#### Requirement
Output solely the number of lines containing the string "Create".

#### Source material

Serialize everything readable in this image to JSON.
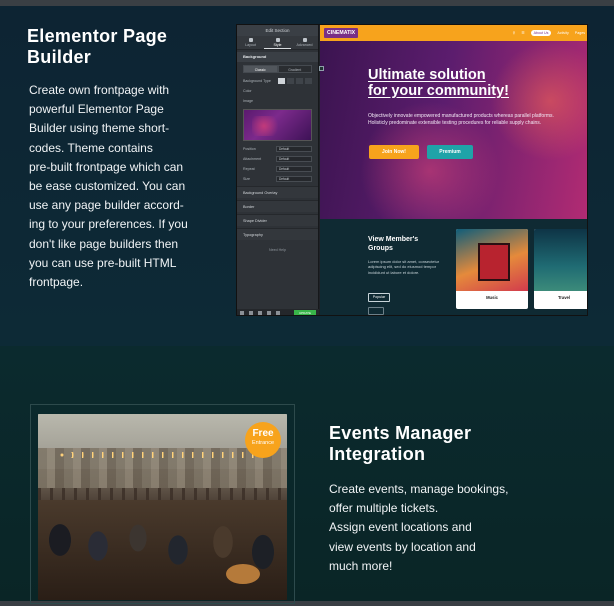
{
  "feature1": {
    "title_line1": "Elementor Page",
    "title_line2": "Builder",
    "desc_lines": [
      "Create own frontpage with",
      "powerful Elementor  Page",
      "Builder using theme short-",
      "codes.  Theme contains",
      "pre-built frontpage which can",
      "be ease customized. You can",
      "use any page builder accord-",
      "ing to your preferences. If you",
      "don't like page builders then",
      "you can use pre-built HTML",
      "frontpage."
    ]
  },
  "editor": {
    "header": "Edit Section",
    "tabs": [
      "Layout",
      "Style",
      "Advanced"
    ],
    "group_background": "Background",
    "toggle": [
      "Classic",
      "Gradient"
    ],
    "rows": {
      "bg_type": "Background Type",
      "color": "Color",
      "image": "Image",
      "position": "Position",
      "attachment": "Attachment",
      "repeat": "Repeat",
      "size": "Size"
    },
    "select_default": "Default",
    "folds": [
      "Background Overlay",
      "Border",
      "Shape Divider",
      "Typography"
    ],
    "help": "Need Help",
    "update": "UPDATE"
  },
  "site": {
    "logo": "CINEMATIX",
    "nav": [
      "About Us",
      "Activity",
      "Pages"
    ],
    "hero_line1": "Ultimate solution",
    "hero_line2": "for your community!",
    "hero_text": "Objectively innovate empowered manufactured products whereas parallel platforms. Holisticly predominate extensible testing procedures for reliable supply chains.",
    "btn_join": "Join Now!",
    "btn_premium": "Premium",
    "groups_line1": "View Member's",
    "groups_line2": "Groups",
    "groups_text": "Lorem ipsum dolor sit amet, consectetur adipiscing elit, sed do eiusmod tempor incididunt ut labore et dolore.",
    "btn_popular": "Popular",
    "card1": "Music",
    "card2": "Travel"
  },
  "feature2": {
    "title_line1": "Events Manager",
    "title_line2": "Integration",
    "desc_lines": [
      "Create events, manage bookings,",
      "offer multiple tickets.",
      "Assign event locations and",
      "view events by location and",
      "much more!"
    ],
    "badge_line1": "Free",
    "badge_line2": "Entrance"
  },
  "colors": {
    "background": "#0b2330",
    "accent_orange": "#f7a31c",
    "accent_teal": "#1fa3a8",
    "brand_purple": "#7a2f86"
  }
}
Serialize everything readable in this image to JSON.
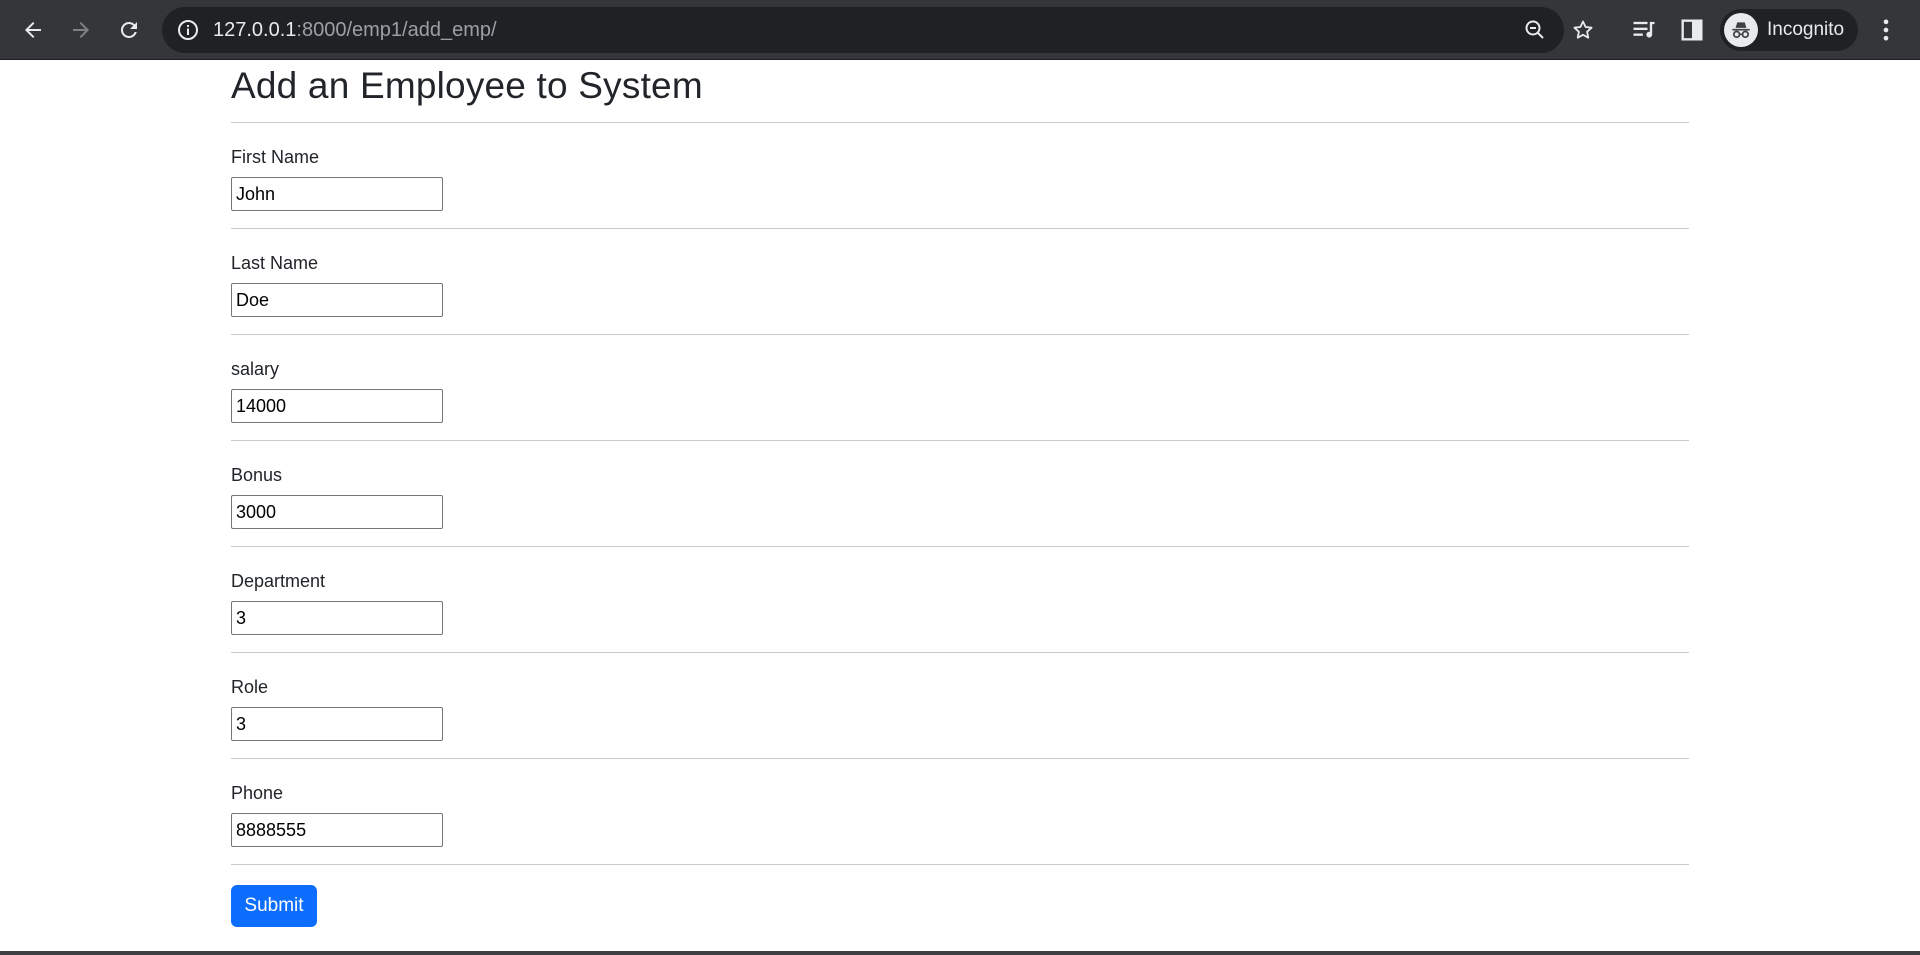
{
  "browser": {
    "url_host": "127.0.0.1",
    "url_path": ":8000/emp1/add_emp/",
    "profile_label": "Incognito",
    "icons": [
      "back-arrow-icon",
      "forward-arrow-icon",
      "reload-icon",
      "site-info-icon",
      "zoom-out-icon",
      "star-icon",
      "media-queue-icon",
      "side-panel-icon",
      "incognito-icon",
      "more-menu-icon"
    ]
  },
  "page": {
    "title": "Add an Employee to System",
    "fields": [
      {
        "label": "First Name",
        "value": "John"
      },
      {
        "label": "Last Name",
        "value": "Doe"
      },
      {
        "label": "salary",
        "value": "14000"
      },
      {
        "label": "Bonus",
        "value": "3000"
      },
      {
        "label": "Department",
        "value": "3"
      },
      {
        "label": "Role",
        "value": "3"
      },
      {
        "label": "Phone",
        "value": "8888555"
      }
    ],
    "submit_label": "Submit"
  },
  "colors": {
    "chrome_bg": "#35363a",
    "omnibox_bg": "#202124",
    "submit_bg": "#0d6efd",
    "text": "#212529"
  }
}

#### Solved exercise
2